> [Short problem]
Locate the string "pcre" in the listing below. Copy every line where it is found.
>> start Source material
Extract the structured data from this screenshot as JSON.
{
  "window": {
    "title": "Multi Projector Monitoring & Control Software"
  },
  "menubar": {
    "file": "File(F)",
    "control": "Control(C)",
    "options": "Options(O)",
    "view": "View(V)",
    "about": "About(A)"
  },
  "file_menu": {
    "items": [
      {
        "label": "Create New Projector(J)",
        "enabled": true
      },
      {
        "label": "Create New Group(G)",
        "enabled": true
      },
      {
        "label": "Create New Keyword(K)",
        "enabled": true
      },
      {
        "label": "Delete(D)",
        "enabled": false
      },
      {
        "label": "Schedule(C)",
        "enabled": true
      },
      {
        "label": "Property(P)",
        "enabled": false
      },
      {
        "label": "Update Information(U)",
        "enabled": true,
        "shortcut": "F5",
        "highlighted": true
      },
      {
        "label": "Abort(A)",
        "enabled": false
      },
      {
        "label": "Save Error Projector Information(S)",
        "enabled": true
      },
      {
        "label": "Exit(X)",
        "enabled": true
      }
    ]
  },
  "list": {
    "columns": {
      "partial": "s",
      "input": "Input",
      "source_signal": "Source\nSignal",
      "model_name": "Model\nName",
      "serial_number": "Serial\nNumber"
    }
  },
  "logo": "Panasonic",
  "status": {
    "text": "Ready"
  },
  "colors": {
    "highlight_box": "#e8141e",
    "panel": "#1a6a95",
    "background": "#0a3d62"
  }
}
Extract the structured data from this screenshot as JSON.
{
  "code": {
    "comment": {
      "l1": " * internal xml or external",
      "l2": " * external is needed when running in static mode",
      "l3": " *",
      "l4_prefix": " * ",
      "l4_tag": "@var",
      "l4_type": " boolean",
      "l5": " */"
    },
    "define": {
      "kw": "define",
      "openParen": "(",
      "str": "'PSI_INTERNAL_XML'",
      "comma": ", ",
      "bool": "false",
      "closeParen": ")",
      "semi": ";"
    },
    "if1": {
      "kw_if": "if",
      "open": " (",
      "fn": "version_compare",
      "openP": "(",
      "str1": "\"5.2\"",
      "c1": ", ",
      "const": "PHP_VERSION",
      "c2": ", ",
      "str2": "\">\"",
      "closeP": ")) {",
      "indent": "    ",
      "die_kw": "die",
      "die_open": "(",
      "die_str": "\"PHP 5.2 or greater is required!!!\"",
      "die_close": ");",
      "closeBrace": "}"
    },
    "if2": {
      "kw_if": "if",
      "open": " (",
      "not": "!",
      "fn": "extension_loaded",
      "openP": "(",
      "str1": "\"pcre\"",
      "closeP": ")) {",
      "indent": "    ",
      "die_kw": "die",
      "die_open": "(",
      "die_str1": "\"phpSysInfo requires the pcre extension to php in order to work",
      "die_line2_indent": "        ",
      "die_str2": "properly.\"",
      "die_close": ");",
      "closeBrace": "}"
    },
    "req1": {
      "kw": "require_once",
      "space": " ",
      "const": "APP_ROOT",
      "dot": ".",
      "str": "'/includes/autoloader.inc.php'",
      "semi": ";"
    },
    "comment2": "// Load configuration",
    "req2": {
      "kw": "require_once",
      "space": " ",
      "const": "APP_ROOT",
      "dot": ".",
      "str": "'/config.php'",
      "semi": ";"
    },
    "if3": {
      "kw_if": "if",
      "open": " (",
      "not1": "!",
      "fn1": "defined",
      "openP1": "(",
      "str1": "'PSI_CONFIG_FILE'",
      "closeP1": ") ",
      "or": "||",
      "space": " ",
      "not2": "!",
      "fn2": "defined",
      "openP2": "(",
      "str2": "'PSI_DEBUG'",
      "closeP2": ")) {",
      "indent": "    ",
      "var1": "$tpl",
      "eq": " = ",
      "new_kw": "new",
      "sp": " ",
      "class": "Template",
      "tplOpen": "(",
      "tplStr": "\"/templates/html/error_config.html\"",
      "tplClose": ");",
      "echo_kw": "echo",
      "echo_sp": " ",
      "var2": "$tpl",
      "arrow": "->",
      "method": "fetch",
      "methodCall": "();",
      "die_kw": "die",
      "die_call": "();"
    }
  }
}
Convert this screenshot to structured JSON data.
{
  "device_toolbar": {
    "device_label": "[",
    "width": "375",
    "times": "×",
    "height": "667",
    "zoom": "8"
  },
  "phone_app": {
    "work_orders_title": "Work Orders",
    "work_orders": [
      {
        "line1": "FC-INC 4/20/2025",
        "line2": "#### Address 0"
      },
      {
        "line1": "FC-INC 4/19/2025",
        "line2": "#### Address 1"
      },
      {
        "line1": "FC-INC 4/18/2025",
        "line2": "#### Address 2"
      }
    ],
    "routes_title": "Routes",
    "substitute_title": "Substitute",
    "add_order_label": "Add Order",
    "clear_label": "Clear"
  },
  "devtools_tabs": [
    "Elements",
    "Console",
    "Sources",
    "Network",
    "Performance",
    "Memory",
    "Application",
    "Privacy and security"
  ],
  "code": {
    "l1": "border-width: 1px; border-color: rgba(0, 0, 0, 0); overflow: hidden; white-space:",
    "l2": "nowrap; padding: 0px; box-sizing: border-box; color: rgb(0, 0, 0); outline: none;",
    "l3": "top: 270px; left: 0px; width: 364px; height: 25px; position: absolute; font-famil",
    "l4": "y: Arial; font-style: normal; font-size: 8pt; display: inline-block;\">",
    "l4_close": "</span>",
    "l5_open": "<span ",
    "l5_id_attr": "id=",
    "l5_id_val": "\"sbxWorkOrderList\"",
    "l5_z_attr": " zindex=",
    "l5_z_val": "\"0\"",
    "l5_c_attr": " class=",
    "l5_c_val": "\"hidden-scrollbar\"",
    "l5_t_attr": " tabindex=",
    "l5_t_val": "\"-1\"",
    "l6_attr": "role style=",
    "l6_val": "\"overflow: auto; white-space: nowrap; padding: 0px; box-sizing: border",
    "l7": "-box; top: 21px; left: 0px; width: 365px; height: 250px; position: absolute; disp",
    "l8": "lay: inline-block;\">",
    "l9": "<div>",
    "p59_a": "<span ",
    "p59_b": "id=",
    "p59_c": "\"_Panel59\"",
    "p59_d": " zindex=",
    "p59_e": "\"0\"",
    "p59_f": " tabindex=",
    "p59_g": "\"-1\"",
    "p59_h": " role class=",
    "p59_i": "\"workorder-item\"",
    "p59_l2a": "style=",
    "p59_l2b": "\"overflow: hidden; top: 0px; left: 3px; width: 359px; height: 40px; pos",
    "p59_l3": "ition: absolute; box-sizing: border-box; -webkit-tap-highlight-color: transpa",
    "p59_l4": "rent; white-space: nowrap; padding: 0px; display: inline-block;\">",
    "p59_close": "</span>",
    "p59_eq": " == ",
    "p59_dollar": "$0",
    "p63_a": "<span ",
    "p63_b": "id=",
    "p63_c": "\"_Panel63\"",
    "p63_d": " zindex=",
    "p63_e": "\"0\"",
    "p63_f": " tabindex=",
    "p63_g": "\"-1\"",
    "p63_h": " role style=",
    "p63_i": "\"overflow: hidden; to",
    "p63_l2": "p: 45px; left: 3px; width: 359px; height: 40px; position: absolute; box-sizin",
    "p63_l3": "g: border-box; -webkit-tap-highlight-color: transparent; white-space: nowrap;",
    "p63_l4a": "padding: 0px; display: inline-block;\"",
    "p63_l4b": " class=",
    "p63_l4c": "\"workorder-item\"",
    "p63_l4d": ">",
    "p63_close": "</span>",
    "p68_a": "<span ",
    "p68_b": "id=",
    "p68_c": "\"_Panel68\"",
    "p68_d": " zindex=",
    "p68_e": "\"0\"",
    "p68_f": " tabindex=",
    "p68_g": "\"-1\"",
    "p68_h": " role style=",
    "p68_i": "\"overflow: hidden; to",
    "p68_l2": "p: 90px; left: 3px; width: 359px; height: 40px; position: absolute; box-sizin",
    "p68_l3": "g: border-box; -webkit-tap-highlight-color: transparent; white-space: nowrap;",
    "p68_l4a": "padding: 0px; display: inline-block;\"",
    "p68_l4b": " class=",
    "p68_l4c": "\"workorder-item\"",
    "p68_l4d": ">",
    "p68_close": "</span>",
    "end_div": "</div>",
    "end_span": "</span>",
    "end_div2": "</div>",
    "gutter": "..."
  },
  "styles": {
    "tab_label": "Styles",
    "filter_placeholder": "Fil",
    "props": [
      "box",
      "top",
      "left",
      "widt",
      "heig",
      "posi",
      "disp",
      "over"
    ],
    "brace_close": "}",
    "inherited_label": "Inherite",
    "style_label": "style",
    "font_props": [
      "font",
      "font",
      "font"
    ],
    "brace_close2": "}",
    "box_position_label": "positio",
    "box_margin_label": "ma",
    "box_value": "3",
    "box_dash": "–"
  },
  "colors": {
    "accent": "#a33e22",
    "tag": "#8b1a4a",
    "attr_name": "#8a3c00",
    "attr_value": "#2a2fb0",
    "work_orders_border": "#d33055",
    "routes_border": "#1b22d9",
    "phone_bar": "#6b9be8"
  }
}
>> end Source material
> [Written response]
      "str1": "\"pcre\"",
      "die_str1": "\"phpSysInfo requires the pcre extension to php in order to work",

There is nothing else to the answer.